* begin Data for this task *
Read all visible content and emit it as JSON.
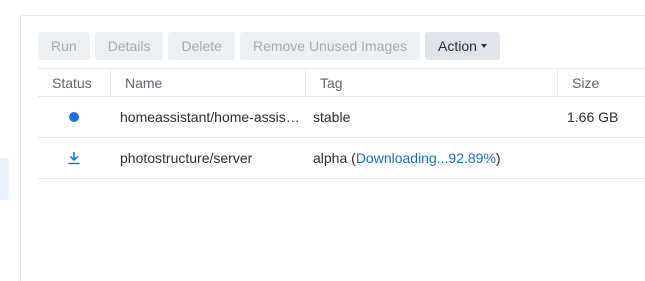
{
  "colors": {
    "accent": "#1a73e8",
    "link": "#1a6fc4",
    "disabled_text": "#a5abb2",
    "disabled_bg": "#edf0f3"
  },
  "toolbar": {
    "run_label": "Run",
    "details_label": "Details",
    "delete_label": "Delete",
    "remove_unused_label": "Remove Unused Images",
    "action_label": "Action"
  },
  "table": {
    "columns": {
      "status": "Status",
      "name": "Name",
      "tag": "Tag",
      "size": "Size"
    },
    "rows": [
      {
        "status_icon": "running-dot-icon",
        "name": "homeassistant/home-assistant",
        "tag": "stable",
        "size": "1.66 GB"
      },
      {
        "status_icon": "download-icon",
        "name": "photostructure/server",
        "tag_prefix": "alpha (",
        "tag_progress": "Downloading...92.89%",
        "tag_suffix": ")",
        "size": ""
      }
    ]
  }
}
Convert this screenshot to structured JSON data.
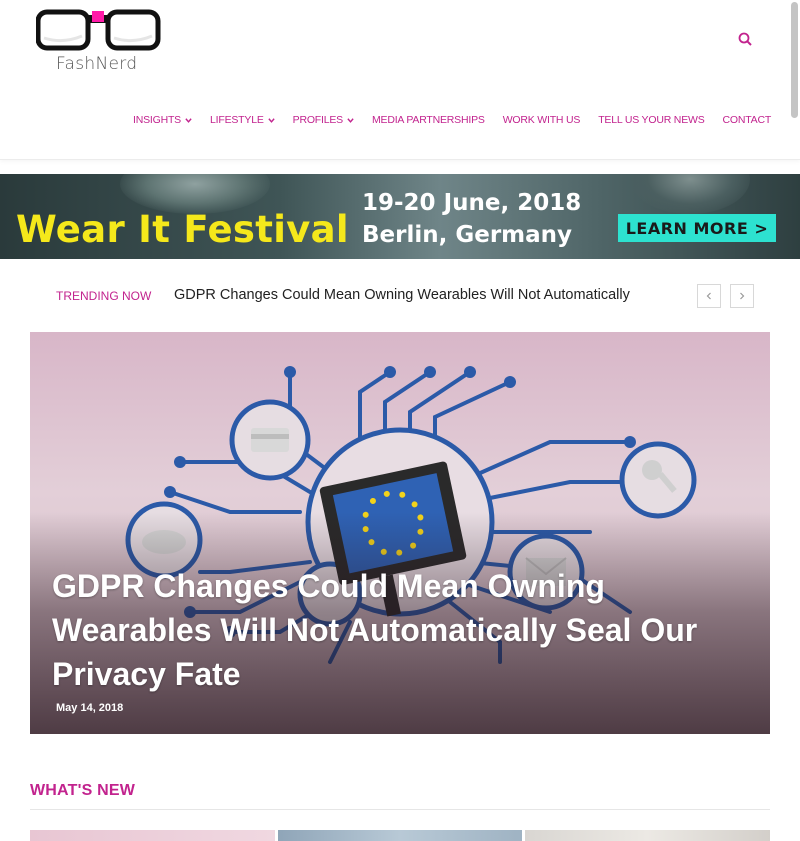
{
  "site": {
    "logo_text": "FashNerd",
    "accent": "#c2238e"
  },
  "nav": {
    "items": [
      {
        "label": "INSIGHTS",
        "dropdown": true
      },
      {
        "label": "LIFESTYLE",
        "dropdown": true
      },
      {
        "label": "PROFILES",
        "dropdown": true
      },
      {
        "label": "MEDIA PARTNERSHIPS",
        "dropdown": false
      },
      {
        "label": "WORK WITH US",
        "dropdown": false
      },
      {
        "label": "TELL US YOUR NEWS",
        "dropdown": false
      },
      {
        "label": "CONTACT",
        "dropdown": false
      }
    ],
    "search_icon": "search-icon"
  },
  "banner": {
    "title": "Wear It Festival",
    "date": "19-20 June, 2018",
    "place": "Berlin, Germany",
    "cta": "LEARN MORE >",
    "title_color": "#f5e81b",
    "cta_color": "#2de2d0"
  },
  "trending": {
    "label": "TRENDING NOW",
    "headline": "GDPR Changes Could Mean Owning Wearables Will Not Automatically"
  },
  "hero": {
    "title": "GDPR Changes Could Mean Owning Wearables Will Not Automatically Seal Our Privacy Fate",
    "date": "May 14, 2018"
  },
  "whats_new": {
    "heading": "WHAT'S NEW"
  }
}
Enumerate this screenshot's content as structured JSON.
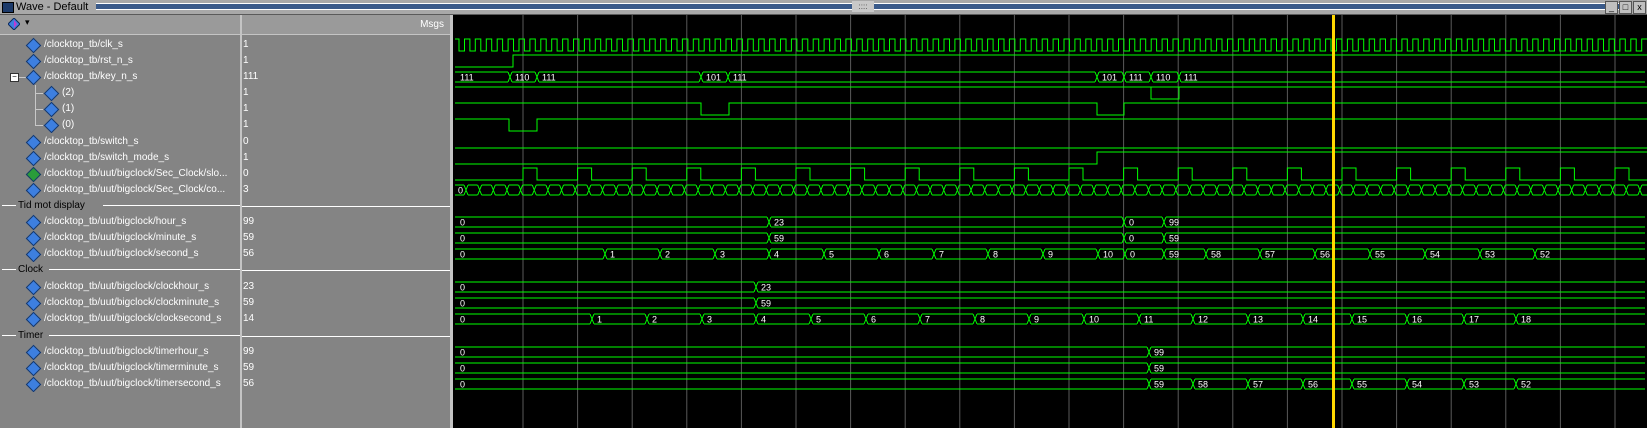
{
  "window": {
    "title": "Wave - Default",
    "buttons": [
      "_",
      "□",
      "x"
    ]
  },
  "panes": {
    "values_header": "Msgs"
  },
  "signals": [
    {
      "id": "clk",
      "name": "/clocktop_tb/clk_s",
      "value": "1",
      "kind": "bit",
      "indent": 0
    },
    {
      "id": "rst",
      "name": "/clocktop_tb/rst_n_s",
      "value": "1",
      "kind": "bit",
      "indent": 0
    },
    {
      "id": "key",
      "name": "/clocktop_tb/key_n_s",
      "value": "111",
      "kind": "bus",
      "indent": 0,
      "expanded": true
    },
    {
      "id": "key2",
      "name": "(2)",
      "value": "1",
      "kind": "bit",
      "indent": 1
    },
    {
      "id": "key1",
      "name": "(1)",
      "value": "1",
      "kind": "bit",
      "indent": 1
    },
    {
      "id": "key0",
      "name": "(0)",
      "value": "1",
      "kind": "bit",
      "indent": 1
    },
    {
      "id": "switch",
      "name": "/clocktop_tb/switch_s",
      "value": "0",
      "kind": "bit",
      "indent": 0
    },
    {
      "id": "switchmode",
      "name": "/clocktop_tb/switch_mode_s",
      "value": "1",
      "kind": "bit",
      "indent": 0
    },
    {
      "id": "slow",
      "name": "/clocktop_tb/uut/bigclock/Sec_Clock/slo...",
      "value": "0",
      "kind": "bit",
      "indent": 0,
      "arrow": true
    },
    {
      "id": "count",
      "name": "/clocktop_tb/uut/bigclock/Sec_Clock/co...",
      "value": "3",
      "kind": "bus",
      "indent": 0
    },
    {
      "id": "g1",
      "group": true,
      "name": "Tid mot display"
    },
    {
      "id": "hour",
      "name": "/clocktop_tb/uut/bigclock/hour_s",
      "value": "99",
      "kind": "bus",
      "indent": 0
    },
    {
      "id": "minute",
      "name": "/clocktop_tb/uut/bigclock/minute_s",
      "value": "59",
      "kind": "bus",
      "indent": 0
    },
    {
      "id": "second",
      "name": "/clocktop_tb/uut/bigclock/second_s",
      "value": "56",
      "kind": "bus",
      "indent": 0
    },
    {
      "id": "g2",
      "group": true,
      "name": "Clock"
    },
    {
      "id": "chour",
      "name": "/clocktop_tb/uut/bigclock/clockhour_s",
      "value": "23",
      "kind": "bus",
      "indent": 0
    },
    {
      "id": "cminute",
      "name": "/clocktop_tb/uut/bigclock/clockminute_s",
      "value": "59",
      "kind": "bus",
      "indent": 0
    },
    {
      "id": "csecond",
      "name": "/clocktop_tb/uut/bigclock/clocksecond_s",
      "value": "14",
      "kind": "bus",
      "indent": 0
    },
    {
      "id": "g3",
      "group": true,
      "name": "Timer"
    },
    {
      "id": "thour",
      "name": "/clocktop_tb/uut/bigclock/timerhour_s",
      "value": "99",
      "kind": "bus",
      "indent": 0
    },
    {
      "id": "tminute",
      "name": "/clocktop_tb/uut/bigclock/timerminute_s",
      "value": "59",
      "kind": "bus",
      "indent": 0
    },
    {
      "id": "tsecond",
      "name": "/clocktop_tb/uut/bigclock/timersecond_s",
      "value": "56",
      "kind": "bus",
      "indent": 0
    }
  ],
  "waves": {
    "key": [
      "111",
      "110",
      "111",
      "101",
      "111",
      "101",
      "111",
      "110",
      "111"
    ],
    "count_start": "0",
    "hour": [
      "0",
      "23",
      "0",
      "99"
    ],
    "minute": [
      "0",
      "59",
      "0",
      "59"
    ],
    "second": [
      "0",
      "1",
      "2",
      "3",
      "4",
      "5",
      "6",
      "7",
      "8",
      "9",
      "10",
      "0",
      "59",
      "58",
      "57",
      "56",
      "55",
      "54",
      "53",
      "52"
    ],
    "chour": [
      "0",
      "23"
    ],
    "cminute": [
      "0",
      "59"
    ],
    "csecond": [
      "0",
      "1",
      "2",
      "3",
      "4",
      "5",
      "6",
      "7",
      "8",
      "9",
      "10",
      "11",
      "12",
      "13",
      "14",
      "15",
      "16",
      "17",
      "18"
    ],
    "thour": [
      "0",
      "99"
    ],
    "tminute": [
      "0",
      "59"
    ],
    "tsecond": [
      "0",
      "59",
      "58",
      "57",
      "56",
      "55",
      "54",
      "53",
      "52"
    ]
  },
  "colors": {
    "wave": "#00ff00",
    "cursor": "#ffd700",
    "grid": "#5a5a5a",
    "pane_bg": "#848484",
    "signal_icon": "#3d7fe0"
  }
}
* end Data for this task *
(Work to do):
Which lines include the word "GDPR"? List them all.

(Final result):
    "headline": "GDPR Changes Could Mean Owning Wearables Will Not Automatically"
    "title": "GDPR Changes Could Mean Owning Wearables Will Not Automatically Seal Our Privacy Fate",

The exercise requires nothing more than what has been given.